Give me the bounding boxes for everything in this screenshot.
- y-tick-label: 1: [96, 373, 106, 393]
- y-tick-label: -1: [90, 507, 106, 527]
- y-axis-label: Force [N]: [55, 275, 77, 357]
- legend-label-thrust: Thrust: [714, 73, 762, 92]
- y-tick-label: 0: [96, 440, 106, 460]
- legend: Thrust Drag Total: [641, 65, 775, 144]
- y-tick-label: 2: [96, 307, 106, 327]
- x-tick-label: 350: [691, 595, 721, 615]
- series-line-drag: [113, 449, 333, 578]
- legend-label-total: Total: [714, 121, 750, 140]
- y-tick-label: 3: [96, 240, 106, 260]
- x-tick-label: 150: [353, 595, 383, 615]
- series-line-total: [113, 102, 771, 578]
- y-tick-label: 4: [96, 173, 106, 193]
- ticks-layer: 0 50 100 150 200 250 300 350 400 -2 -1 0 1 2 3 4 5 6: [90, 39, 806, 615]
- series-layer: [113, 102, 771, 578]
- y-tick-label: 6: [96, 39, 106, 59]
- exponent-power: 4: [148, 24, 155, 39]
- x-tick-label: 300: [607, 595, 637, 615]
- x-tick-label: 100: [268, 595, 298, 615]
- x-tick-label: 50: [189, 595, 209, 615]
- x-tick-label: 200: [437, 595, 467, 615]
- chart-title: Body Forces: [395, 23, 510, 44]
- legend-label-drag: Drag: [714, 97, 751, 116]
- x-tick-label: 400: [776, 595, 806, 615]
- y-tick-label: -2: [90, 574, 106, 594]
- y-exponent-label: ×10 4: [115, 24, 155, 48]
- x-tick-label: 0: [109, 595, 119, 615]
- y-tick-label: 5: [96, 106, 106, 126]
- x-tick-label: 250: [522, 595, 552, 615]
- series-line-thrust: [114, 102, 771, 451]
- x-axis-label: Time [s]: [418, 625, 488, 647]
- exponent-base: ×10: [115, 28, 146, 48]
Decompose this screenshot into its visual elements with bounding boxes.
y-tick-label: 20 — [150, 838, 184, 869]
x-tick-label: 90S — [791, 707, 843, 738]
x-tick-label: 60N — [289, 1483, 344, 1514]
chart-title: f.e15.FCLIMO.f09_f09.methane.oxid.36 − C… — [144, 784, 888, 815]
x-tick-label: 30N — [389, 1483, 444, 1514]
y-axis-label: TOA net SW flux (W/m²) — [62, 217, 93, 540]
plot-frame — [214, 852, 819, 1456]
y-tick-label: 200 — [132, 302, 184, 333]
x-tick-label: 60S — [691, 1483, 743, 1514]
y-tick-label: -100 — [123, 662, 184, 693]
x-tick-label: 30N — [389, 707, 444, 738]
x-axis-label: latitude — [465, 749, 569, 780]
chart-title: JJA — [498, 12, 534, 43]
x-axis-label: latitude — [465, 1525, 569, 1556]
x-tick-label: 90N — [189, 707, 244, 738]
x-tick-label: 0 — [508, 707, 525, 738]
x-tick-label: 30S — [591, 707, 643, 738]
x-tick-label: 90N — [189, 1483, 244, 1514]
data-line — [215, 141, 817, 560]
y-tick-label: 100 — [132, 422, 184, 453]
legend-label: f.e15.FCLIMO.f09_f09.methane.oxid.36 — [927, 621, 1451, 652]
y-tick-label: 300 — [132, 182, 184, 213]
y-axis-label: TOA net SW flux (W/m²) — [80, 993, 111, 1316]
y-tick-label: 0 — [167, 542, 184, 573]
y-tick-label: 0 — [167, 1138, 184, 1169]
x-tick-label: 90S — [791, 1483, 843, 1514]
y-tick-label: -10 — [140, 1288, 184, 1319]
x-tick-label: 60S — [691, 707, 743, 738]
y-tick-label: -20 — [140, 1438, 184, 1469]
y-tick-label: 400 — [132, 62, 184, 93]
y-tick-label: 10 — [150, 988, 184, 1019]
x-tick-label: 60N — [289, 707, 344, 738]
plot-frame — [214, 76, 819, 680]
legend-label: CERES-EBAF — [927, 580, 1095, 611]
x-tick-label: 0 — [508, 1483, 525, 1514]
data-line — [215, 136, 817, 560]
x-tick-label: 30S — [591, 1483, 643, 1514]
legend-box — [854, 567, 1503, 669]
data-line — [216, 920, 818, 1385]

==============================

**Aim of the exercise**
Present the stretch of entries from the first line through the line containing "x-tick-label: 90S — [791, 707, 843, 738]" as a numbered list, omitting any blank lines.

**Output**
1. Give me the bounding boxes for everything in this screenshot.
2. - y-tick-label: 1: [96, 373, 106, 393]
3. - y-tick-label: -1: [90, 507, 106, 527]
4. - y-axis-label: Force [N]: [55, 275, 77, 357]
5. - legend-label-thrust: Thrust: [714, 73, 762, 92]
6. - y-tick-label: 0: [96, 440, 106, 460]
7. - legend: Thrust Drag Total: [641, 65, 775, 144]
8. - y-tick-label: 2: [96, 307, 106, 327]
9. - x-tick-label: 350: [691, 595, 721, 615]
10. - series-line-drag: [113, 449, 333, 578]
11. - legend-label-total: Total: [714, 121, 750, 140]
12. - y-tick-label: 3: [96, 240, 106, 260]
13. - x-tick-label: 150: [353, 595, 383, 615]
14. - series-line-total: [113, 102, 771, 578]
15. - y-tick-label: 4: [96, 173, 106, 193]
16. - ticks-layer: 0 50 100 150 200 250 300 350 400 -2 -1 0 1 2 3 4 5 6: [90, 39, 806, 615]
17. - series-layer: [113, 102, 771, 578]
18. - y-tick-label: 6: [96, 39, 106, 59]
19. - exponent-power: 4: [148, 24, 155, 39]
20. - x-tick-label: 300: [607, 595, 637, 615]
21. - x-tick-label: 100: [268, 595, 298, 615]
22. - x-tick-label: 50: [189, 595, 209, 615]
23. - x-tick-label: 200: [437, 595, 467, 615]
24. - chart-title: Body Forces: [395, 23, 510, 44]
25. - legend-label-drag: Drag: [714, 97, 751, 116]
26. - x-tick-label: 400: [776, 595, 806, 615]
27. - y-tick-label: -2: [90, 574, 106, 594]
28. - y-exponent-label: ×10 4: [115, 24, 155, 48]
29. - x-tick-label: 0: [109, 595, 119, 615]
30. - y-tick-label: 5: [96, 106, 106, 126]
31. - x-tick-label: 250: [522, 595, 552, 615]
32. - series-line-thrust: [114, 102, 771, 451]
33. - x-axis-label: Time [s]: [418, 625, 488, 647]
34. - exponent-base: ×10: [115, 28, 146, 48]
35. Decompose this screenshot into its visual elements with bounding boxes.
36. y-tick-label: 20 — [150, 838, 184, 869]
37. x-tick-label: 90S — [791, 707, 843, 738]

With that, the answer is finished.